## REQUIREMENT
Your task is to give the data again, exactly, with every line intact.

>> START

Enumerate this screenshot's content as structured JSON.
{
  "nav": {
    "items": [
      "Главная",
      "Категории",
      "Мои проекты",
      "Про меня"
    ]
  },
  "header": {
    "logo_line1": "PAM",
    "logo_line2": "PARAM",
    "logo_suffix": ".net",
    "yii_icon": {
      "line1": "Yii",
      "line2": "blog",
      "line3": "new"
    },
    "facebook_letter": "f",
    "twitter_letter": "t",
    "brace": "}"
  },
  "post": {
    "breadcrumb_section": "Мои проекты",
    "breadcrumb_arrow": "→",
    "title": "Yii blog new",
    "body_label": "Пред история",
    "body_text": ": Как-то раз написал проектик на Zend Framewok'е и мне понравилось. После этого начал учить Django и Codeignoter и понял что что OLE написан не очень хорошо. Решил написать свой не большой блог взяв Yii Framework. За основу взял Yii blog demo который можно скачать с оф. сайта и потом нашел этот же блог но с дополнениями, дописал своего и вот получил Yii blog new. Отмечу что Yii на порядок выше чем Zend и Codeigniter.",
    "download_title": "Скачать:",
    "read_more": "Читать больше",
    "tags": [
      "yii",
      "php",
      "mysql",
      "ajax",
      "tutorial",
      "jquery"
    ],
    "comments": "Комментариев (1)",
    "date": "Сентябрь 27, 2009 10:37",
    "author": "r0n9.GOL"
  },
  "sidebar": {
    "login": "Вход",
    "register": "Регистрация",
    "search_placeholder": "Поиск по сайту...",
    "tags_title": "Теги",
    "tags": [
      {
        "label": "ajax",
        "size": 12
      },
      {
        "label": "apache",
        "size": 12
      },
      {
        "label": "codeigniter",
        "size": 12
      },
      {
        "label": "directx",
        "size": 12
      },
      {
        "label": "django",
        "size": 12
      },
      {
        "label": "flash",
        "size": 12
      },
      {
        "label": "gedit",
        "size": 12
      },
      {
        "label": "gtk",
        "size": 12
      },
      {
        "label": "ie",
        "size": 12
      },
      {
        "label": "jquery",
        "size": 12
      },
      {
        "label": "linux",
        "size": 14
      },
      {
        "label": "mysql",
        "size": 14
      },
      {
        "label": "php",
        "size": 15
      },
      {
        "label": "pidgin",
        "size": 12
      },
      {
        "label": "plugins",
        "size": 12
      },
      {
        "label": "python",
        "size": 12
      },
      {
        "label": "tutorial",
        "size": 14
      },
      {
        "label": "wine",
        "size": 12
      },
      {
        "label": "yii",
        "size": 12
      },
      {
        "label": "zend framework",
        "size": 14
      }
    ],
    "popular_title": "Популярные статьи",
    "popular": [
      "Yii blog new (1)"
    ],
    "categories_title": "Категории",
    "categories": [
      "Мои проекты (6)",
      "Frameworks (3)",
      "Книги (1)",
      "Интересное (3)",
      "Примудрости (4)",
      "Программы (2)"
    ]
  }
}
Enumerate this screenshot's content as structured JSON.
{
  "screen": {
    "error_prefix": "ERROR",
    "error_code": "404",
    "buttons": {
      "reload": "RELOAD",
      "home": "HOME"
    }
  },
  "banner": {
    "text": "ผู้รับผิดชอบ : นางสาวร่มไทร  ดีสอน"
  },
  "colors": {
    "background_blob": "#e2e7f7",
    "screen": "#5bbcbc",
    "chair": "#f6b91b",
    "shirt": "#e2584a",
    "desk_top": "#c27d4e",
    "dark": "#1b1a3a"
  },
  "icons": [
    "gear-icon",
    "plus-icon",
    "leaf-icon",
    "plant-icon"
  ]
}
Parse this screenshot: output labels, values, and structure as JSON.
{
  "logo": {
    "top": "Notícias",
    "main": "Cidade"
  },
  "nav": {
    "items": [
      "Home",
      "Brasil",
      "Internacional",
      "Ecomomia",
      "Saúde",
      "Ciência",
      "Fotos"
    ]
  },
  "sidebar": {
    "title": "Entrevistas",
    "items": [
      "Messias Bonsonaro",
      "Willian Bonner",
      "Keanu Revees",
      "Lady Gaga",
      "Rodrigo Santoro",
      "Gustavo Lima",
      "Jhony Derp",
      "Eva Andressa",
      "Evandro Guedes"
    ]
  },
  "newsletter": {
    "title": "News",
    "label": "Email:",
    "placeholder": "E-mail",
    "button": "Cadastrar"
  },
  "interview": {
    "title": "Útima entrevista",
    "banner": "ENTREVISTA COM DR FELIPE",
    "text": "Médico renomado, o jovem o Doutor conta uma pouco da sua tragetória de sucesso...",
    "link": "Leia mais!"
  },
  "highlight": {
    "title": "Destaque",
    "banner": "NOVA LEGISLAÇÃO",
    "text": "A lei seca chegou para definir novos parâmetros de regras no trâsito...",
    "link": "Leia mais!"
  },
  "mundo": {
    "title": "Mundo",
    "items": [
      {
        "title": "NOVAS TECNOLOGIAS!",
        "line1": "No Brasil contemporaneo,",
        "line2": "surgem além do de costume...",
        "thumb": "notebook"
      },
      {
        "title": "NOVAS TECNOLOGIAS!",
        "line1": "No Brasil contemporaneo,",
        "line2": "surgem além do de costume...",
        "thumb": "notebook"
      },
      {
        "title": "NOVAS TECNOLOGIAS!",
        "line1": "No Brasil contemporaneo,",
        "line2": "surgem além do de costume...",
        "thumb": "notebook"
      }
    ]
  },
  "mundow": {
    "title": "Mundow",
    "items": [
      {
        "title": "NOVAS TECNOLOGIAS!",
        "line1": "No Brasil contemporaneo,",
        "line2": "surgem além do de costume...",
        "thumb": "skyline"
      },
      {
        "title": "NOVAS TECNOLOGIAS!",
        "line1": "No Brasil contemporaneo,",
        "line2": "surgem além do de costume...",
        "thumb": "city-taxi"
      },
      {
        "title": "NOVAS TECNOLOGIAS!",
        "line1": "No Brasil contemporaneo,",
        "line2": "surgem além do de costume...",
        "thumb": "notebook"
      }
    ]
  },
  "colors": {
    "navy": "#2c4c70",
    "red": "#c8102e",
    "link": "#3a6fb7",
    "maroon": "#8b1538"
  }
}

>> END

## COMPLETED EXERCISE
Enumerate this screenshot's content as structured JSON.
{
  "nav": {
    "items": [
      "Главная",
      "Категории",
      "Мои проекты",
      "Про меня"
    ]
  },
  "header": {
    "logo_line1": "PAM",
    "logo_line2": "PARAM",
    "logo_suffix": ".net",
    "yii_icon": {
      "line1": "Yii",
      "line2": "blog",
      "line3": "new"
    },
    "facebook_letter": "f",
    "twitter_letter": "t",
    "brace": "}"
  },
  "post": {
    "breadcrumb_section": "Мои проекты",
    "breadcrumb_arrow": "→",
    "title": "Yii blog new",
    "body_label": "Пред история",
    "body_text": ": Как-то раз написал проектик на Zend Framewok'е и мне понравилось. После этого начал учить Django и Codeignoter и понял что что OLE написан не очень хорошо. Решил написать свой не большой блог взяв Yii Framework. За основу взял Yii blog demo который можно скачать с оф. сайта и потом нашел этот же блог но с дополнениями, дописал своего и вот получил Yii blog new. Отмечу что Yii на порядок выше чем Zend и Codeigniter.",
    "download_title": "Скачать:",
    "read_more": "Читать больше",
    "tags": [
      "yii",
      "php",
      "mysql",
      "ajax",
      "tutorial",
      "jquery"
    ],
    "comments": "Комментариев (1)",
    "date": "Сентябрь 27, 2009 10:37",
    "author": "r0n9.GOL"
  },
  "sidebar": {
    "login": "Вход",
    "register": "Регистрация",
    "search_placeholder": "Поиск по сайту...",
    "tags_title": "Теги",
    "tags": [
      {
        "label": "ajax",
        "size": 12
      },
      {
        "label": "apache",
        "size": 12
      },
      {
        "label": "codeigniter",
        "size": 12
      },
      {
        "label": "directx",
        "size": 12
      },
      {
        "label": "django",
        "size": 12
      },
      {
        "label": "flash",
        "size": 12
      },
      {
        "label": "gedit",
        "size": 12
      },
      {
        "label": "gtk",
        "size": 12
      },
      {
        "label": "ie",
        "size": 12
      },
      {
        "label": "jquery",
        "size": 12
      },
      {
        "label": "linux",
        "size": 14
      },
      {
        "label": "mysql",
        "size": 14
      },
      {
        "label": "php",
        "size": 15
      },
      {
        "label": "pidgin",
        "size": 12
      },
      {
        "label": "plugins",
        "size": 12
      },
      {
        "label": "python",
        "size": 12
      },
      {
        "label": "tutorial",
        "size": 14
      },
      {
        "label": "wine",
        "size": 12
      },
      {
        "label": "yii",
        "size": 12
      },
      {
        "label": "zend framework",
        "size": 14
      }
    ],
    "popular_title": "Популярные статьи",
    "popular": [
      "Yii blog new (1)"
    ],
    "categories_title": "Категории",
    "categories": [
      "Мои проекты (6)",
      "Frameworks (3)",
      "Книги (1)",
      "Интересное (3)",
      "Примудрости (4)",
      "Программы (2)"
    ]
  }
}
Enumerate this screenshot's content as structured JSON.
{
  "screen": {
    "error_prefix": "ERROR",
    "error_code": "404",
    "buttons": {
      "reload": "RELOAD",
      "home": "HOME"
    }
  },
  "banner": {
    "text": "ผู้รับผิดชอบ : นางสาวร่มไทร  ดีสอน"
  },
  "colors": {
    "background_blob": "#e2e7f7",
    "screen": "#5bbcbc",
    "chair": "#f6b91b",
    "shirt": "#e2584a",
    "desk_top": "#c27d4e",
    "dark": "#1b1a3a"
  },
  "icons": [
    "gear-icon",
    "plus-icon",
    "leaf-icon",
    "plant-icon"
  ]
}
Parse this screenshot: output labels, values, and structure as JSON.
{
  "logo": {
    "top": "Notícias",
    "main": "Cidade"
  },
  "nav": {
    "items": [
      "Home",
      "Brasil",
      "Internacional",
      "Ecomomia",
      "Saúde",
      "Ciência",
      "Fotos"
    ]
  },
  "sidebar": {
    "title": "Entrevistas",
    "items": [
      "Messias Bonsonaro",
      "Willian Bonner",
      "Keanu Revees",
      "Lady Gaga",
      "Rodrigo Santoro",
      "Gustavo Lima",
      "Jhony Derp",
      "Eva Andressa",
      "Evandro Guedes"
    ]
  },
  "newsletter": {
    "title": "News",
    "label": "Email:",
    "placeholder": "E-mail",
    "button": "Cadastrar"
  },
  "interview": {
    "title": "Útima entrevista",
    "banner": "ENTREVISTA COM DR FELIPE",
    "text": "Médico renomado, o jovem o Doutor conta uma pouco da sua tragetória de sucesso...",
    "link": "Leia mais!"
  },
  "highlight": {
    "title": "Destaque",
    "banner": "NOVA LEGISLAÇÃO",
    "text": "A lei seca chegou para definir novos parâmetros de regras no trâsito...",
    "link": "Leia mais!"
  },
  "mundo": {
    "title": "Mundo",
    "items": [
      {
        "title": "NOVAS TECNOLOGIAS!",
        "line1": "No Brasil contemporaneo,",
        "line2": "surgem além do de costume...",
        "thumb": "notebook"
      },
      {
        "title": "NOVAS TECNOLOGIAS!",
        "line1": "No Brasil contemporaneo,",
        "line2": "surgem além do de costume...",
        "thumb": "notebook"
      },
      {
        "title": "NOVAS TECNOLOGIAS!",
        "line1": "No Brasil contemporaneo,",
        "line2": "surgem além do de costume...",
        "thumb": "notebook"
      }
    ]
  },
  "mundow": {
    "title": "Mundow",
    "items": [
      {
        "title": "NOVAS TECNOLOGIAS!",
        "line1": "No Brasil contemporaneo,",
        "line2": "surgem além do de costume...",
        "thumb": "skyline"
      },
      {
        "title": "NOVAS TECNOLOGIAS!",
        "line1": "No Brasil contemporaneo,",
        "line2": "surgem além do de costume...",
        "thumb": "city-taxi"
      },
      {
        "title": "NOVAS TECNOLOGIAS!",
        "line1": "No Brasil contemporaneo,",
        "line2": "surgem além do de costume...",
        "thumb": "notebook"
      }
    ]
  },
  "colors": {
    "navy": "#2c4c70",
    "red": "#c8102e",
    "link": "#3a6fb7",
    "maroon": "#8b1538"
  }
}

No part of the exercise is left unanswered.